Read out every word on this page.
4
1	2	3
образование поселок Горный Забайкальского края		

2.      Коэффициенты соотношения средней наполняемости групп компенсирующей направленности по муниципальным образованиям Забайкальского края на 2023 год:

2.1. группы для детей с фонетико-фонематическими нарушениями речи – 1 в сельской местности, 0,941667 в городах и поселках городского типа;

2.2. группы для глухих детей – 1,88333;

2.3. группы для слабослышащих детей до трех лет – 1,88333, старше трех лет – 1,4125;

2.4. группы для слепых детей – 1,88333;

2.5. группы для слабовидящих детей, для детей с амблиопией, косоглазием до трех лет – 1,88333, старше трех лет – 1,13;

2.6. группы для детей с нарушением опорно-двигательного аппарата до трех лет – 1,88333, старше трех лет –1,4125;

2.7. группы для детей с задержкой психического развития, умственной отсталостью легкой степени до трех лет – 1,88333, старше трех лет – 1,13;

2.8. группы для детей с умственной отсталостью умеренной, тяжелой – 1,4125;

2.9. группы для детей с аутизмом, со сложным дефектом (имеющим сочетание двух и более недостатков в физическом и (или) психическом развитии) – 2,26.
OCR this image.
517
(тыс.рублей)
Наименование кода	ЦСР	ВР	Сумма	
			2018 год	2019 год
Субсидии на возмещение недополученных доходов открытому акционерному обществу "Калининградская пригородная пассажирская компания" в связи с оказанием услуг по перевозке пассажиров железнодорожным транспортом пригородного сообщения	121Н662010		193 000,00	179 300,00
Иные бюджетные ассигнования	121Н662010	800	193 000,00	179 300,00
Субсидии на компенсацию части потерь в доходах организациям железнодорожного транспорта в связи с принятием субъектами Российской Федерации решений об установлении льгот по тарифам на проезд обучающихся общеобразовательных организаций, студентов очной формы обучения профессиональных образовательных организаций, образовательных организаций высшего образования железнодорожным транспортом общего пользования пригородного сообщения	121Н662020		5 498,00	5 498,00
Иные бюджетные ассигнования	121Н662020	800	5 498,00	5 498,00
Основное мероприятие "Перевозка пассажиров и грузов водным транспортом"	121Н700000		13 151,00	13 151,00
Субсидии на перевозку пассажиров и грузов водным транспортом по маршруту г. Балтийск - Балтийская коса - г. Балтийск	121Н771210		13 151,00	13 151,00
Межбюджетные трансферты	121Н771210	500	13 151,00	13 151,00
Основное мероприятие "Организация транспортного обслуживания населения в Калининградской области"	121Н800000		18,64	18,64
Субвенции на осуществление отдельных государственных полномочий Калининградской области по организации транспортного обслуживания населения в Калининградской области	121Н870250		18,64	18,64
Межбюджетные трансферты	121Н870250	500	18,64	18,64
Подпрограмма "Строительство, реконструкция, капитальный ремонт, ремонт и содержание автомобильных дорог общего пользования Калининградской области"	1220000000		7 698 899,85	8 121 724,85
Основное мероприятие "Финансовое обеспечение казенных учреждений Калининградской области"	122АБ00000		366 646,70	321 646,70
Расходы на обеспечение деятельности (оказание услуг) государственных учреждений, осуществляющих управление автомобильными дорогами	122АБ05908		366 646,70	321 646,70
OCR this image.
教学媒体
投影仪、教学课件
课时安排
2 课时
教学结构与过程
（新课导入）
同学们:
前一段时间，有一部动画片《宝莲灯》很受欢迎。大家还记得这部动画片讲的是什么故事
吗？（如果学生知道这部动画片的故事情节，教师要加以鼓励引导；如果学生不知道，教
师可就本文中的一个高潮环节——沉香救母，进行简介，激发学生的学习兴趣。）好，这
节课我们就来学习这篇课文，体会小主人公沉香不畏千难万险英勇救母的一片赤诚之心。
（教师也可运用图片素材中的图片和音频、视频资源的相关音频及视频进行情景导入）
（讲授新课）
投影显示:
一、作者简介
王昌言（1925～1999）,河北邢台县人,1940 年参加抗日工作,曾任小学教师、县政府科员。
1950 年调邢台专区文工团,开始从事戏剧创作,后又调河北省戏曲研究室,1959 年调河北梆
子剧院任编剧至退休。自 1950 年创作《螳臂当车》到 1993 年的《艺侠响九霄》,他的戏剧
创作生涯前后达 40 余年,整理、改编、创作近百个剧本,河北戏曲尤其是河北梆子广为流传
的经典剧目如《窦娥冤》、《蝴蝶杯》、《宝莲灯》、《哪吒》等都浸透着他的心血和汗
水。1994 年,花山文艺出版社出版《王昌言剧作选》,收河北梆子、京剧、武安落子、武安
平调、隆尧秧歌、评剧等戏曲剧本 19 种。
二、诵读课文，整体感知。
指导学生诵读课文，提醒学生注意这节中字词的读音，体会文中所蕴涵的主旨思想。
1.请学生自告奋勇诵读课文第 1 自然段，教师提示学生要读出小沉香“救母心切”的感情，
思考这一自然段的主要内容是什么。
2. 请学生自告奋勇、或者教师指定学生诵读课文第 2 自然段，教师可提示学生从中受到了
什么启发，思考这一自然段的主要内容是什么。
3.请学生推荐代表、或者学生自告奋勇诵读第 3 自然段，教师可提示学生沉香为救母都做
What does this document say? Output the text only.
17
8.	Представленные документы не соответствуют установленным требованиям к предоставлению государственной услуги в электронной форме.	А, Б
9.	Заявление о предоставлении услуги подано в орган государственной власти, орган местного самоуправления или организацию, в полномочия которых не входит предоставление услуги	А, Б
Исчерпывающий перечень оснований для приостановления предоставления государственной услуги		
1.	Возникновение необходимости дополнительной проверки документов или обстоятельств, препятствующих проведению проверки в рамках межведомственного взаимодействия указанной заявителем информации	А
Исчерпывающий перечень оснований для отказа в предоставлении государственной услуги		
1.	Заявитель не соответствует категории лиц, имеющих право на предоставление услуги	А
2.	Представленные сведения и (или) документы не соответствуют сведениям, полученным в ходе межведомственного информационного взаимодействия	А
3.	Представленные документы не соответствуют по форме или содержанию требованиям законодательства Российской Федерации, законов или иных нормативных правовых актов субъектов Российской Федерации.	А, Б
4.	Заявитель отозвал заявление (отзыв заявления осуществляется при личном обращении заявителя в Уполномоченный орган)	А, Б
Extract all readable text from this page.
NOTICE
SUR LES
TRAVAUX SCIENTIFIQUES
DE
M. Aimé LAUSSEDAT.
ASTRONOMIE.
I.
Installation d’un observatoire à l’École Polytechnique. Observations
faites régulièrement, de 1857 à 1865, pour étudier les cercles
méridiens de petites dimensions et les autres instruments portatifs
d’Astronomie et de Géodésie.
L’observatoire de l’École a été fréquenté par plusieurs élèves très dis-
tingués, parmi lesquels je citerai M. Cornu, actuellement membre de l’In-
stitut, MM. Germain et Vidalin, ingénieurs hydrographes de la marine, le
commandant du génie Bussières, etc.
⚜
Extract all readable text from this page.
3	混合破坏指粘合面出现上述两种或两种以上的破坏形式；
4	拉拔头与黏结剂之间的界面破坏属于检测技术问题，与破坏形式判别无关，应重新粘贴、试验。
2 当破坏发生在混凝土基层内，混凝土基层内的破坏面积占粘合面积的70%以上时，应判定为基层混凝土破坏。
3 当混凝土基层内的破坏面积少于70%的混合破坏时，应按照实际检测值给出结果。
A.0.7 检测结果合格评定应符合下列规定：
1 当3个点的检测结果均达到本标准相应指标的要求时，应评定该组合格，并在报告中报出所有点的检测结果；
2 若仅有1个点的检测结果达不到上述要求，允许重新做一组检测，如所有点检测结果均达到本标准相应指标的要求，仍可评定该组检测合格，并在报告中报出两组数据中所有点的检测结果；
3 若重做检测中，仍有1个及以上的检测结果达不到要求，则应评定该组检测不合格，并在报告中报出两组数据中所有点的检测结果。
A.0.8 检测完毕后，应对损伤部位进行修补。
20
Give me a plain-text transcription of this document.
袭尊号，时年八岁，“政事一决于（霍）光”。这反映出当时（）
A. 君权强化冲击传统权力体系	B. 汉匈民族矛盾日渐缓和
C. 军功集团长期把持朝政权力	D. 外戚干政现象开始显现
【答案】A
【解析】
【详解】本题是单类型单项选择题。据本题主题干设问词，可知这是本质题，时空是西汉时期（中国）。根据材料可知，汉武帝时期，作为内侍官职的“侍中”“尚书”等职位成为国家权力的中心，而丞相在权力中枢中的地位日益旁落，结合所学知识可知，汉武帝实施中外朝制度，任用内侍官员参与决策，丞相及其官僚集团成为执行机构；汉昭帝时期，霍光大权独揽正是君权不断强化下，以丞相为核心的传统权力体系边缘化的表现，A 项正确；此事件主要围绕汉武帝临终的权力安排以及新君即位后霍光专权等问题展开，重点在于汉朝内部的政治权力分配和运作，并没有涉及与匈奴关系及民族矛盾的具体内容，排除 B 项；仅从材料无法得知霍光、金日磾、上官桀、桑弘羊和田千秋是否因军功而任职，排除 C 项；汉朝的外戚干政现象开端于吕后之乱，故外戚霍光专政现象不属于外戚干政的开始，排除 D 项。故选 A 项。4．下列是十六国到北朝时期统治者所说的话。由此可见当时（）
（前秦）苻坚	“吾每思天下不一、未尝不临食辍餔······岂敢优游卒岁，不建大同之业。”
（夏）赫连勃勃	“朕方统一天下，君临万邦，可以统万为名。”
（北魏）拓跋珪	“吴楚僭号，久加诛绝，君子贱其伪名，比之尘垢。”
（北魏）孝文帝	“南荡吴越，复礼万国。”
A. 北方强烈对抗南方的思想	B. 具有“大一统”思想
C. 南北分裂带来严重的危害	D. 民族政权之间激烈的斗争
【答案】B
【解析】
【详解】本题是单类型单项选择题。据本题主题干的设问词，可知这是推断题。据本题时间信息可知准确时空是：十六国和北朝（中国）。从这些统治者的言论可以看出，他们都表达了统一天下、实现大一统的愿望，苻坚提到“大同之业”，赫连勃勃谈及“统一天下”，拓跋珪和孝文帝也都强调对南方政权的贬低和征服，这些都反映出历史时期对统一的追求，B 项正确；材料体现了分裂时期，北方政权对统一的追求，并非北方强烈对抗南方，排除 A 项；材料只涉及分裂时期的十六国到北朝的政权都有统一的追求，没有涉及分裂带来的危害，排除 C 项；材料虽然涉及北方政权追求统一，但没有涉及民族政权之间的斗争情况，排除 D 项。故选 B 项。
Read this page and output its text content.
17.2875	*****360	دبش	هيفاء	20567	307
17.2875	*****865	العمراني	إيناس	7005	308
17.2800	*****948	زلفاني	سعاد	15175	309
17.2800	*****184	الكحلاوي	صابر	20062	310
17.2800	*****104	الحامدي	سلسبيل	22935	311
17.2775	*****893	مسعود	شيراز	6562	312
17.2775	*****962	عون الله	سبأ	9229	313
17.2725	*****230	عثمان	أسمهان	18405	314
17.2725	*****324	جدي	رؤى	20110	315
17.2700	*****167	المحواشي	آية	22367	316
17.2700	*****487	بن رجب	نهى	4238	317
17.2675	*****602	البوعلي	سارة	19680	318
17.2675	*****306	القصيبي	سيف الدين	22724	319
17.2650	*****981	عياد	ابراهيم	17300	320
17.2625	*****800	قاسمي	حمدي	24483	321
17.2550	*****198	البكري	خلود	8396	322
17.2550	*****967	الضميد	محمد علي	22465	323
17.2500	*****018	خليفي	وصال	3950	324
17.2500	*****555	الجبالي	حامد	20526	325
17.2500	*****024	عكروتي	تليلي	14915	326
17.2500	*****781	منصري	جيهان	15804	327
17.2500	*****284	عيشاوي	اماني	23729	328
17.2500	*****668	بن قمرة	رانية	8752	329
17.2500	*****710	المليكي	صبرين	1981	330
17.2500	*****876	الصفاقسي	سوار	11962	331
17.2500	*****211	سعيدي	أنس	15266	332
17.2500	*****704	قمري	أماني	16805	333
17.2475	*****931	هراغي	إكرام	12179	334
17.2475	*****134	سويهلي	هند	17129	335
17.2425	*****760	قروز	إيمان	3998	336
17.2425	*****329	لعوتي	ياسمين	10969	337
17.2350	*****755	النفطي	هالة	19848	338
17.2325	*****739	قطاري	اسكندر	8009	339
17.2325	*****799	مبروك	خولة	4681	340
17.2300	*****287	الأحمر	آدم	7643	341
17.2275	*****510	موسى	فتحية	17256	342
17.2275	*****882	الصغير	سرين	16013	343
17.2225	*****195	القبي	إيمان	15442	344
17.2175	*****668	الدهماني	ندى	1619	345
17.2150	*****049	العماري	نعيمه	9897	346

Directive:
Copy out every line holding the string "мероприятие".

Output of the task:
Основное мероприятие "Перевозка пассажиров и грузов водным транспортом"	121Н700000		13 151,00	13 151,00
Основное мероприятие "Организация транспортного обслуживания населения в Калининградской области"	121Н800000		18,64	18,64
Основное мероприятие "Финансовое обеспечение казенных учреждений Калининградской области"	122АБ00000		366 646,70	321 646,70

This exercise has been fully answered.